━━ Data lines

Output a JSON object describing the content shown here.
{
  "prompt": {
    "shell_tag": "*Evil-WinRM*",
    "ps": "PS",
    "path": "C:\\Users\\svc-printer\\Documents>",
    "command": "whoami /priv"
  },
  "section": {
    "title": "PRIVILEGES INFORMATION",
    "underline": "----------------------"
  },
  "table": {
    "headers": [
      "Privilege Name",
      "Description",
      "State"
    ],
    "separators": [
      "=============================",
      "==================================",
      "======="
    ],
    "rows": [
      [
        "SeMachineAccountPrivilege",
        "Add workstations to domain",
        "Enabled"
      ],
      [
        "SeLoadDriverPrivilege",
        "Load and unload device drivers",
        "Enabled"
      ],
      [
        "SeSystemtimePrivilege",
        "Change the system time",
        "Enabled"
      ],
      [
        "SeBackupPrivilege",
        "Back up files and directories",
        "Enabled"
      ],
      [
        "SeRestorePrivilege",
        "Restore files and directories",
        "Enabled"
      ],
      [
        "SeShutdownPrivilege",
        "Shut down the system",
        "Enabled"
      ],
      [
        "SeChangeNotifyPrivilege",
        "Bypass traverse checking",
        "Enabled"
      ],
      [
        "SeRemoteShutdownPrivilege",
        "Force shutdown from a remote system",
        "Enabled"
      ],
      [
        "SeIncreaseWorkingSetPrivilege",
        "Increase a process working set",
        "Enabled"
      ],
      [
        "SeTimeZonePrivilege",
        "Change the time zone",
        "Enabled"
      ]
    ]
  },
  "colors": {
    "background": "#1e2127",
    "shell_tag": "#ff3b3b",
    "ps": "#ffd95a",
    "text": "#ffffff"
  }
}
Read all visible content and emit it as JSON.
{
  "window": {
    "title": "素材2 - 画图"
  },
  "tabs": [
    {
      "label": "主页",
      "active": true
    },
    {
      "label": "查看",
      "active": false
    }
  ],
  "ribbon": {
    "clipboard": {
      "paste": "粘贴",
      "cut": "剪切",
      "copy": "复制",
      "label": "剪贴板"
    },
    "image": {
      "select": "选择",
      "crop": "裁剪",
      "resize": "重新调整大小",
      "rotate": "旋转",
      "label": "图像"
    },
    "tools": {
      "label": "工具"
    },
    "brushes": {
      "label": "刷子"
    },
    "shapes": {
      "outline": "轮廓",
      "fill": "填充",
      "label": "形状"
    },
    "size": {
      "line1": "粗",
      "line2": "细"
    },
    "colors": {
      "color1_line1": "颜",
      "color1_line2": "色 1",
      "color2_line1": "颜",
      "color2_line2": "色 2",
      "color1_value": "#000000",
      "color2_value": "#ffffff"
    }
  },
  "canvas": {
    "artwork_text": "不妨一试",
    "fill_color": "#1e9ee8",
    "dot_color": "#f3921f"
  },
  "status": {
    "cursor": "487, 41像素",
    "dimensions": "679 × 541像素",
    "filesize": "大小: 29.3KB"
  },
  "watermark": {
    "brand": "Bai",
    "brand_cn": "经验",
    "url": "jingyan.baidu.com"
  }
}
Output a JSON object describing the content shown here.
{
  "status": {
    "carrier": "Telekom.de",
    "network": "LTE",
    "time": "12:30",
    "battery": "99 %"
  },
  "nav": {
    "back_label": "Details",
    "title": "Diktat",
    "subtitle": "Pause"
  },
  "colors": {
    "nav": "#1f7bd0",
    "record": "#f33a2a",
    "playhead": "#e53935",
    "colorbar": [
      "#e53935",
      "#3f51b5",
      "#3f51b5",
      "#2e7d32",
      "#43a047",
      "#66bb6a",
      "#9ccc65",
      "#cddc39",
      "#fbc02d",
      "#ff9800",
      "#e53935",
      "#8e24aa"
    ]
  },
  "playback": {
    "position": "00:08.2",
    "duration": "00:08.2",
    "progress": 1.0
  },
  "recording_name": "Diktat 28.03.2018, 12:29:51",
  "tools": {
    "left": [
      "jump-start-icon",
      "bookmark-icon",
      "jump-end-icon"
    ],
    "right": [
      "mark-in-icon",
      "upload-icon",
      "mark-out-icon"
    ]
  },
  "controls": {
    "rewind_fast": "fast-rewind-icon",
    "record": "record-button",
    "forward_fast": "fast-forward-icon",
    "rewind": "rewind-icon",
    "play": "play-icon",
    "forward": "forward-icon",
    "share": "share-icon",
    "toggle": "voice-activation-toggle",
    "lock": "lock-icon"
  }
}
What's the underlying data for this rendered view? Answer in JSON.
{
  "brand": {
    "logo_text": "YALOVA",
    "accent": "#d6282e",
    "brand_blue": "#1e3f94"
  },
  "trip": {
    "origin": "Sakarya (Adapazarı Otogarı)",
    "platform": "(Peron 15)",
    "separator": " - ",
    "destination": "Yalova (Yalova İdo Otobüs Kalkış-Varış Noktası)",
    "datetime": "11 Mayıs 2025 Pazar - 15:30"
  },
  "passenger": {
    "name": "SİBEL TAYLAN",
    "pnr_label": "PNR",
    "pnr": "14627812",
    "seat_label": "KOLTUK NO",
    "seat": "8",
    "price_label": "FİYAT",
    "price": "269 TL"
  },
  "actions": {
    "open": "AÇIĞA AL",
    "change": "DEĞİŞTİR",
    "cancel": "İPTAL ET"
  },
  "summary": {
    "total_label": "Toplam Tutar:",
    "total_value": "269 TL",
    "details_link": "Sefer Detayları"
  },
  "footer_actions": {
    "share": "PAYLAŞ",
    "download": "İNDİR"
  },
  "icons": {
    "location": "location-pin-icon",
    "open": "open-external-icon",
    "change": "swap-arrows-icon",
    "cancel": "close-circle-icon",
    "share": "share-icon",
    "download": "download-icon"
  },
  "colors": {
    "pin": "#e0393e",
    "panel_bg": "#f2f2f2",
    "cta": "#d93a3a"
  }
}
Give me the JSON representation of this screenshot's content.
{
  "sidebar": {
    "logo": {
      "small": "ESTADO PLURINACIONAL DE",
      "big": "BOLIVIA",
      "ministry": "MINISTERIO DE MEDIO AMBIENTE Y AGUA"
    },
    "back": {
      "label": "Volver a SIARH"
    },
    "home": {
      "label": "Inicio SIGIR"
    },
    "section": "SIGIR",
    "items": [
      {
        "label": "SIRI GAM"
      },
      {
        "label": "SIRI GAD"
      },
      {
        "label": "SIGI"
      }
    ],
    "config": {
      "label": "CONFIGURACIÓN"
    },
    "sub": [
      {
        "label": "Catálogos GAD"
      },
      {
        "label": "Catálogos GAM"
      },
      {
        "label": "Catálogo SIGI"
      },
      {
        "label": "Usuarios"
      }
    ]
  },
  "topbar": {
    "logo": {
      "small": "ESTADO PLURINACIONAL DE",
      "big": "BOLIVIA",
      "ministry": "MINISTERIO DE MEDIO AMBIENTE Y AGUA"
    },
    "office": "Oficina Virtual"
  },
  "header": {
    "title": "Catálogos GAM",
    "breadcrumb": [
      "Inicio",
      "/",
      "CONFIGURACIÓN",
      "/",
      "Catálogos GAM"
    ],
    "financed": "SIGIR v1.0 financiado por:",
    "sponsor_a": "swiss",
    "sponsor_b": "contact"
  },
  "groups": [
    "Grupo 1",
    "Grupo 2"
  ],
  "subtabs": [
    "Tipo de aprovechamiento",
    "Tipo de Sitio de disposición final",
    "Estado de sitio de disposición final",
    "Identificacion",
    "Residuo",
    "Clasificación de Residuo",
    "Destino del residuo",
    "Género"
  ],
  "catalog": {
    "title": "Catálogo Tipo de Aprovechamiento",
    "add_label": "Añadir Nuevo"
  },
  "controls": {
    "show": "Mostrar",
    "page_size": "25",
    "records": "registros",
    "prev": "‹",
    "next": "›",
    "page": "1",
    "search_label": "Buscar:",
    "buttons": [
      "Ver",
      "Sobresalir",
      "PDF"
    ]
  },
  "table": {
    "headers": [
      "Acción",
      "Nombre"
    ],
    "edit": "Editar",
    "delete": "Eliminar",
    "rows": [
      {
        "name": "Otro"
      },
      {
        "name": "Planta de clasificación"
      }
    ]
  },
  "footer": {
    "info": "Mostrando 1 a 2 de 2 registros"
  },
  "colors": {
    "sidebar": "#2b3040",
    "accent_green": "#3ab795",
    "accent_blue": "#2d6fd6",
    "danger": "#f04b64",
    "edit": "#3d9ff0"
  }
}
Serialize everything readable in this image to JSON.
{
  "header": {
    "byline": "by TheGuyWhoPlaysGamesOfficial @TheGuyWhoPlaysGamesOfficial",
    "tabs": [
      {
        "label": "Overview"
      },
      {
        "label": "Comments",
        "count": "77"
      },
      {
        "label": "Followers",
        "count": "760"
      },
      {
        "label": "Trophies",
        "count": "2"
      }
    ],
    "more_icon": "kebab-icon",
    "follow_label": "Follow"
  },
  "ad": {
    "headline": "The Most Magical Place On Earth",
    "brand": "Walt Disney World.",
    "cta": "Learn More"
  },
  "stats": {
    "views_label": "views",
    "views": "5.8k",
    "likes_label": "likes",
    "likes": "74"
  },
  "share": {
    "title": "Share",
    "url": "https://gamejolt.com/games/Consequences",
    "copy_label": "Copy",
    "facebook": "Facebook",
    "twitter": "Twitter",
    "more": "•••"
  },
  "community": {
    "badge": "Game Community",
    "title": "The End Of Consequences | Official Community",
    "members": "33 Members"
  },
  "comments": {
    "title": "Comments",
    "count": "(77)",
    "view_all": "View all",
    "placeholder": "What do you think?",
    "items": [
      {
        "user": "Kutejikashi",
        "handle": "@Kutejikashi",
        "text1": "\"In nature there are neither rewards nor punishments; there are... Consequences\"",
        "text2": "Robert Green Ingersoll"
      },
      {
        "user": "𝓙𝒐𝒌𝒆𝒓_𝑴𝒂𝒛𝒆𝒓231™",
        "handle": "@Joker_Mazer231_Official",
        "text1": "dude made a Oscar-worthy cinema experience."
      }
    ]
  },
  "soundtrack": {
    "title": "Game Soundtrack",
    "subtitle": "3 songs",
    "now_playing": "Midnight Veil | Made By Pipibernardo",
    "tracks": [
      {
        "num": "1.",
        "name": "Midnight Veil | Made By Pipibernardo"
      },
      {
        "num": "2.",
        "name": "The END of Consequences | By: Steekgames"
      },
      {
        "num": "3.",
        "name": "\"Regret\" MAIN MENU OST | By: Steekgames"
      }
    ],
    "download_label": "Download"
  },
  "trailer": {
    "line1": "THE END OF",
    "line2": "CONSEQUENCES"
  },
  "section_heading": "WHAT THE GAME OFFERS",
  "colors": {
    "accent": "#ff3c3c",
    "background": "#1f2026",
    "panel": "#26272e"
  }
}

━━━━

• **Work to be completed**
The answer must consist solely of the number of lines in the entries that contain the word "rewind".

• **Answer in full**
2